Retoma el texto sobre el etanol de maíz donde termina y sigue escribiéndolo a partir de su última oración.

Fragmento del texto:
★ ★ ★
La cámara que las nuclea aseguró que hoy procesan 1,5 millones de toneladas del cereal, pero si las condiciones fueran las adecuadas podrían llegar a las 5 millones sin problema.

Las empresas de etanol de maíz nos encontramos en un momento de extrema fragilidad por una sumatoria de variables y decisiones que mutilaron nuestro vigoroso crecimiento en el interior productivo del país, y que había nacido bajo la anhelada fórmula de agregar valor a la materia prima en origen. Hoy, ese desarrollo está en serio riesgo si no hay una corrección inmediata”, expresaron los directivos de la Cámara de Industrializadores de Granos y Productores de Biocombustible en Origen (CIGBO).

La entidad explicó que esta industria convierte en alcohol el grano de maíz para luego mezclarlo con las naftas, de tal forma que el 12% de cada litro de combustible se produce en este tipo de plantas o con la caña de azúcar que se cultiva en el norte del país.
★ ★ ★
Datos proporcionados:

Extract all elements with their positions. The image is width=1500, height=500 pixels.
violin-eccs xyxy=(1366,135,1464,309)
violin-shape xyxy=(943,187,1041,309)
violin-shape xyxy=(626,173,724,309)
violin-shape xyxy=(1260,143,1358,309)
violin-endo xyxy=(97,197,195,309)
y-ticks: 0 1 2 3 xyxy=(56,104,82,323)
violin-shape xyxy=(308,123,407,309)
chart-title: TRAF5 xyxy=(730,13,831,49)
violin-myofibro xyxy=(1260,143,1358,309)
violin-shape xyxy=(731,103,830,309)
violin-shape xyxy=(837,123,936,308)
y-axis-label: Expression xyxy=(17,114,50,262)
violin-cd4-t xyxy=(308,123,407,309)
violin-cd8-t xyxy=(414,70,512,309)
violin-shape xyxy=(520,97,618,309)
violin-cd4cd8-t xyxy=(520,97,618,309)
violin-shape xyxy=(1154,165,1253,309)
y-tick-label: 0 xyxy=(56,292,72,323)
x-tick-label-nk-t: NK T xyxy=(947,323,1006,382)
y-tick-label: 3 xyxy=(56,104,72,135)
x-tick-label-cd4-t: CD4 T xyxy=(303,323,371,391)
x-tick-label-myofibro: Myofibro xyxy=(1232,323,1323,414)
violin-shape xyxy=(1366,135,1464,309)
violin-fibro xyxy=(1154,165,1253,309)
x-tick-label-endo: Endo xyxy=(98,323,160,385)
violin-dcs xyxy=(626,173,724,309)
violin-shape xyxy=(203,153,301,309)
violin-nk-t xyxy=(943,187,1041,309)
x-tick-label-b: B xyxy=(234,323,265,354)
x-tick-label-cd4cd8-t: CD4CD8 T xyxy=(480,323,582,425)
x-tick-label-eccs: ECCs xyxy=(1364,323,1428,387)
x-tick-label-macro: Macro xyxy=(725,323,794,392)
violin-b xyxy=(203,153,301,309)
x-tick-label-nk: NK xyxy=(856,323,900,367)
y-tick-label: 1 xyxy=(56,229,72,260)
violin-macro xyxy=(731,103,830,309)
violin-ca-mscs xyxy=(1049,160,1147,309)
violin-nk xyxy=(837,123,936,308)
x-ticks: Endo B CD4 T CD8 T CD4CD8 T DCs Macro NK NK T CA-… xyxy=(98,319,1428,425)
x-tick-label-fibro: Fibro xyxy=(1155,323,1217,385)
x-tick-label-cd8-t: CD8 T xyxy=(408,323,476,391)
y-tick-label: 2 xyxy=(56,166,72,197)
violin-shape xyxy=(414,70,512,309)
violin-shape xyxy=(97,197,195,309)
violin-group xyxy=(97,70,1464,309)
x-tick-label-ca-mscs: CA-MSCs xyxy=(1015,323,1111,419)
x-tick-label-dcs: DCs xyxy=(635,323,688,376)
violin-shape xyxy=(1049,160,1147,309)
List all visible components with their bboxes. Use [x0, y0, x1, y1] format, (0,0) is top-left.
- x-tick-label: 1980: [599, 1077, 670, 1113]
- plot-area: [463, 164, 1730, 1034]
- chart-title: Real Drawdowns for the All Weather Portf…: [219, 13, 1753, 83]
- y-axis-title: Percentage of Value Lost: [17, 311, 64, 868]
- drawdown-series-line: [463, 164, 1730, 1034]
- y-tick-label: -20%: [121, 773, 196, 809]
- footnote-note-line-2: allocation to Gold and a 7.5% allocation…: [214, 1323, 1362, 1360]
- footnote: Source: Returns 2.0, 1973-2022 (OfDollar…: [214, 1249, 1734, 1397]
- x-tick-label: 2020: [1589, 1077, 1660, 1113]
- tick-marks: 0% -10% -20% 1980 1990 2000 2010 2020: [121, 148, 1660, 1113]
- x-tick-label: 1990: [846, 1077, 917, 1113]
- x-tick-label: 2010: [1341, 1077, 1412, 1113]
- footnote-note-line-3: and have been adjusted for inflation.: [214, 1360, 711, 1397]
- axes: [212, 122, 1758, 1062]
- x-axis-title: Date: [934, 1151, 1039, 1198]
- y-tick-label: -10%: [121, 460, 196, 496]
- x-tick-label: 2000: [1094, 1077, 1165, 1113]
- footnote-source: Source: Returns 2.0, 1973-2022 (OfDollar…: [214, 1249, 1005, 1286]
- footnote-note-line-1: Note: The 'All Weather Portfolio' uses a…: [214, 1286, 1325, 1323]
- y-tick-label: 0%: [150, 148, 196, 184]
★ ★ ★
Resultado del ejercicio:
“Concretamente las plantas de maíz se ubican en Córdoba (Río Cuarto, Villa María y Alejandro Roca), Santa Fe (Avellaneda), San Luis (Villa Mercedes) y Santiago del Estero y consumen entre todas 1,5 millón de toneladas del cereal, con el que aportan el 50% del corte de etanol en la Argentina. Pero podrían procesar 5 millones de toneladas de granos y evitar que el maíz se vaya como materia prima por los puertos, si finalmente se tomara la decisión de elevar el corte al 27%, como funciona por ejemplo en Brasil. De hecho, las plantas venimos mejorando la competitividad y avanzamos en un esquema de inversiones para eficientizar la producción. Pero el aumento del corte podría además impulsar ampliaciones y nuevas plantas por millones de dólares que siguen postergadas por la falta de señales claras hacia el sector”, subrayaron en un comunicado.

Destacan que “sin ir más lejos, desde febrero se desactivó un esquema que, aunque perfectible, permitía tener un horizonte de precios. Desde ese momento, la Secretaría de Energía de la Nación dejó de lado una fórmula que reaccionaba a los cambios de las variables y arrojaba un valor final para el precio del etanol que era el que las petroleras debían pagar a la industria. Eso abrió un escenario de precios distorsionados y arbitrarios para las productoras de etanol, mientras que comenzó a trasladar mayores beneficios a las petroleras”.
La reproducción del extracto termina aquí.